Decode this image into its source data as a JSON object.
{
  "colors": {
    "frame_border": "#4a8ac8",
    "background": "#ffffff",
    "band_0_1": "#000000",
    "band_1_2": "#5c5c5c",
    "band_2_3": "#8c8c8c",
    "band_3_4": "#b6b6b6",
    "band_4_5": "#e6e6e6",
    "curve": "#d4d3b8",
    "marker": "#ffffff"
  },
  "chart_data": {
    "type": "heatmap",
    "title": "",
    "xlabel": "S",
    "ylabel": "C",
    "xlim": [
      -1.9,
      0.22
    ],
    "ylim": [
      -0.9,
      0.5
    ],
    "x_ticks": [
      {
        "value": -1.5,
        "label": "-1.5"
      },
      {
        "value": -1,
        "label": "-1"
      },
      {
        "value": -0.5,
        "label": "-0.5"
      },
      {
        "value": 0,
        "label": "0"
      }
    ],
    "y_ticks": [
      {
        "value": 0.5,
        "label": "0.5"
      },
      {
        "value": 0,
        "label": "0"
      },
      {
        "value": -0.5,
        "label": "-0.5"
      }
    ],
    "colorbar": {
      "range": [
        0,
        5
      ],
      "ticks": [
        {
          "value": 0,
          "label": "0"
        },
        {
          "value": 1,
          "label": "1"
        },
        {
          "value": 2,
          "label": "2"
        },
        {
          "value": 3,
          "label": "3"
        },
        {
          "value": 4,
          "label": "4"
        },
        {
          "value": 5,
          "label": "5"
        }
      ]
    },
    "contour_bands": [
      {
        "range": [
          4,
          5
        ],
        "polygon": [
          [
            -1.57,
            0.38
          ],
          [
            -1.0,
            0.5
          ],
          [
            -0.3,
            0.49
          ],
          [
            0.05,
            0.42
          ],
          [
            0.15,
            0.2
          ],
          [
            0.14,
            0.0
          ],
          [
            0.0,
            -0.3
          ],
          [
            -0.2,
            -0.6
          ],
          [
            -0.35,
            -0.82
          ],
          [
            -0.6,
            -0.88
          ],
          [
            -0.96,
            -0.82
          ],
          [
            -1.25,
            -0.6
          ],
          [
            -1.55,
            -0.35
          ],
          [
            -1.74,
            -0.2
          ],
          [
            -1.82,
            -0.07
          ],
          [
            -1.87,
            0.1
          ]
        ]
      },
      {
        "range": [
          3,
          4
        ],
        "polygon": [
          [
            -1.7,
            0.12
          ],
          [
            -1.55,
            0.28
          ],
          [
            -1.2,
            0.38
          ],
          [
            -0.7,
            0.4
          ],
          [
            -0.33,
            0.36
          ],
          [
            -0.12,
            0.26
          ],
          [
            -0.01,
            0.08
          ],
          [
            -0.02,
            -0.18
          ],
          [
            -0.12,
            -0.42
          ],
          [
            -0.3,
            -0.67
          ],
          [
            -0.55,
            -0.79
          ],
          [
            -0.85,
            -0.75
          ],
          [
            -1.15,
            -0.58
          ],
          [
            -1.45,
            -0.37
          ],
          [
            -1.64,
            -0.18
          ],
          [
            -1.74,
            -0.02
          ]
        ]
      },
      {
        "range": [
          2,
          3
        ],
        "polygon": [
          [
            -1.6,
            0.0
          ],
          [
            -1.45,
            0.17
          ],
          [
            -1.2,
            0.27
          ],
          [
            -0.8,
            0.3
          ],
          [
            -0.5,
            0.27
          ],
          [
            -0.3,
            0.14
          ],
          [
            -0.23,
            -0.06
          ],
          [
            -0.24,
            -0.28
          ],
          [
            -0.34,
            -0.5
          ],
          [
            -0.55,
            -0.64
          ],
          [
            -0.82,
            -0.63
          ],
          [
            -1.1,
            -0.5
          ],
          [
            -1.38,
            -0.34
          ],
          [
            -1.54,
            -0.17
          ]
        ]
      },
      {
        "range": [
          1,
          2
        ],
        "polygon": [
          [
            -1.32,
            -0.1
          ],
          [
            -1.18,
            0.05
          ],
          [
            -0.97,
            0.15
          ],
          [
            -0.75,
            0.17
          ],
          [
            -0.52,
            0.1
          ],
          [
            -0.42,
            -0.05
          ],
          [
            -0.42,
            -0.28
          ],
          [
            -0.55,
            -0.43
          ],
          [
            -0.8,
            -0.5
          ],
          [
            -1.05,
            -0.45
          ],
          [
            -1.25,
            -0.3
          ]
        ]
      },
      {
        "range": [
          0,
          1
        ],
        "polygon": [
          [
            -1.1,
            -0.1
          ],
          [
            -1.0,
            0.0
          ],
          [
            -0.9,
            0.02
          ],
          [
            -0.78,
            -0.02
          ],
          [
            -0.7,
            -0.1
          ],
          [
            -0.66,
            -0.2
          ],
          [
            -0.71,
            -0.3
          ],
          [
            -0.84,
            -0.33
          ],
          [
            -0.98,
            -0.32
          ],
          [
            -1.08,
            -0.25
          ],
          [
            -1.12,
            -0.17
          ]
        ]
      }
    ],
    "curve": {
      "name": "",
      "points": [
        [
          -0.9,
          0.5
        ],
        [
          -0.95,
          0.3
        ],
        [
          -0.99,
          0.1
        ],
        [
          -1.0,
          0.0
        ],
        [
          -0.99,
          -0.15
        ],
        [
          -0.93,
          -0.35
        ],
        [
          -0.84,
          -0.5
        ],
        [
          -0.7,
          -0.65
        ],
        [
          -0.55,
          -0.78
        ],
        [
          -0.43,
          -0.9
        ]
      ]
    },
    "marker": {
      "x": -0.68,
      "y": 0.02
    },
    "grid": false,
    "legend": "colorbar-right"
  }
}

Your instructions: Repeat all the records. Match each line exactly.

Solved exercise:
Decode this image into its source data as a JSON object.
{
  "colors": {
    "frame_border": "#4a8ac8",
    "background": "#ffffff",
    "band_0_1": "#000000",
    "band_1_2": "#5c5c5c",
    "band_2_3": "#8c8c8c",
    "band_3_4": "#b6b6b6",
    "band_4_5": "#e6e6e6",
    "curve": "#d4d3b8",
    "marker": "#ffffff"
  },
  "chart_data": {
    "type": "heatmap",
    "title": "",
    "xlabel": "S",
    "ylabel": "C",
    "xlim": [
      -1.9,
      0.22
    ],
    "ylim": [
      -0.9,
      0.5
    ],
    "x_ticks": [
      {
        "value": -1.5,
        "label": "-1.5"
      },
      {
        "value": -1,
        "label": "-1"
      },
      {
        "value": -0.5,
        "label": "-0.5"
      },
      {
        "value": 0,
        "label": "0"
      }
    ],
    "y_ticks": [
      {
        "value": 0.5,
        "label": "0.5"
      },
      {
        "value": 0,
        "label": "0"
      },
      {
        "value": -0.5,
        "label": "-0.5"
      }
    ],
    "colorbar": {
      "range": [
        0,
        5
      ],
      "ticks": [
        {
          "value": 0,
          "label": "0"
        },
        {
          "value": 1,
          "label": "1"
        },
        {
          "value": 2,
          "label": "2"
        },
        {
          "value": 3,
          "label": "3"
        },
        {
          "value": 4,
          "label": "4"
        },
        {
          "value": 5,
          "label": "5"
        }
      ]
    },
    "contour_bands": [
      {
        "range": [
          4,
          5
        ],
        "polygon": [
          [
            -1.57,
            0.38
          ],
          [
            -1.0,
            0.5
          ],
          [
            -0.3,
            0.49
          ],
          [
            0.05,
            0.42
          ],
          [
            0.15,
            0.2
          ],
          [
            0.14,
            0.0
          ],
          [
            0.0,
            -0.3
          ],
          [
            -0.2,
            -0.6
          ],
          [
            -0.35,
            -0.82
          ],
          [
            -0.6,
            -0.88
          ],
          [
            -0.96,
            -0.82
          ],
          [
            -1.25,
            -0.6
          ],
          [
            -1.55,
            -0.35
          ],
          [
            -1.74,
            -0.2
          ],
          [
            -1.82,
            -0.07
          ],
          [
            -1.87,
            0.1
          ]
        ]
      },
      {
        "range": [
          3,
          4
        ],
        "polygon": [
          [
            -1.7,
            0.12
          ],
          [
            -1.55,
            0.28
          ],
          [
            -1.2,
            0.38
          ],
          [
            -0.7,
            0.4
          ],
          [
            -0.33,
            0.36
          ],
          [
            -0.12,
            0.26
          ],
          [
            -0.01,
            0.08
          ],
          [
            -0.02,
            -0.18
          ],
          [
            -0.12,
            -0.42
          ],
          [
            -0.3,
            -0.67
          ],
          [
            -0.55,
            -0.79
          ],
          [
            -0.85,
            -0.75
          ],
          [
            -1.15,
            -0.58
          ],
          [
            -1.45,
            -0.37
          ],
          [
            -1.64,
            -0.18
          ],
          [
            -1.74,
            -0.02
          ]
        ]
      },
      {
        "range": [
          2,
          3
        ],
        "polygon": [
          [
            -1.6,
            0.0
          ],
          [
            -1.45,
            0.17
          ],
          [
            -1.2,
            0.27
          ],
          [
            -0.8,
            0.3
          ],
          [
            -0.5,
            0.27
          ],
          [
            -0.3,
            0.14
          ],
          [
            -0.23,
            -0.06
          ],
          [
            -0.24,
            -0.28
          ],
          [
            -0.34,
            -0.5
          ],
          [
            -0.55,
            -0.64
          ],
          [
            -0.82,
            -0.63
          ],
          [
            -1.1,
            -0.5
          ],
          [
            -1.38,
            -0.34
          ],
          [
            -1.54,
            -0.17
          ]
        ]
      },
      {
        "range": [
          1,
          2
        ],
        "polygon": [
          [
            -1.32,
            -0.1
          ],
          [
            -1.18,
            0.05
          ],
          [
            -0.97,
            0.15
          ],
          [
            -0.75,
            0.17
          ],
          [
            -0.52,
            0.1
          ],
          [
            -0.42,
            -0.05
          ],
          [
            -0.42,
            -0.28
          ],
          [
            -0.55,
            -0.43
          ],
          [
            -0.8,
            -0.5
          ],
          [
            -1.05,
            -0.45
          ],
          [
            -1.25,
            -0.3
          ]
        ]
      },
      {
        "range": [
          0,
          1
        ],
        "polygon": [
          [
            -1.1,
            -0.1
          ],
          [
            -1.0,
            0.0
          ],
          [
            -0.9,
            0.02
          ],
          [
            -0.78,
            -0.02
          ],
          [
            -0.7,
            -0.1
          ],
          [
            -0.66,
            -0.2
          ],
          [
            -0.71,
            -0.3
          ],
          [
            -0.84,
            -0.33
          ],
          [
            -0.98,
            -0.32
          ],
          [
            -1.08,
            -0.25
          ],
          [
            -1.12,
            -0.17
          ]
        ]
      }
    ],
    "curve": {
      "name": "",
      "points": [
        [
          -0.9,
          0.5
        ],
        [
          -0.95,
          0.3
        ],
        [
          -0.99,
          0.1
        ],
        [
          -1.0,
          0.0
        ],
        [
          -0.99,
          -0.15
        ],
        [
          -0.93,
          -0.35
        ],
        [
          -0.84,
          -0.5
        ],
        [
          -0.7,
          -0.65
        ],
        [
          -0.55,
          -0.78
        ],
        [
          -0.43,
          -0.9
        ]
      ]
    },
    "marker": {
      "x": -0.68,
      "y": 0.02
    },
    "grid": false,
    "legend": "colorbar-right"
  }
}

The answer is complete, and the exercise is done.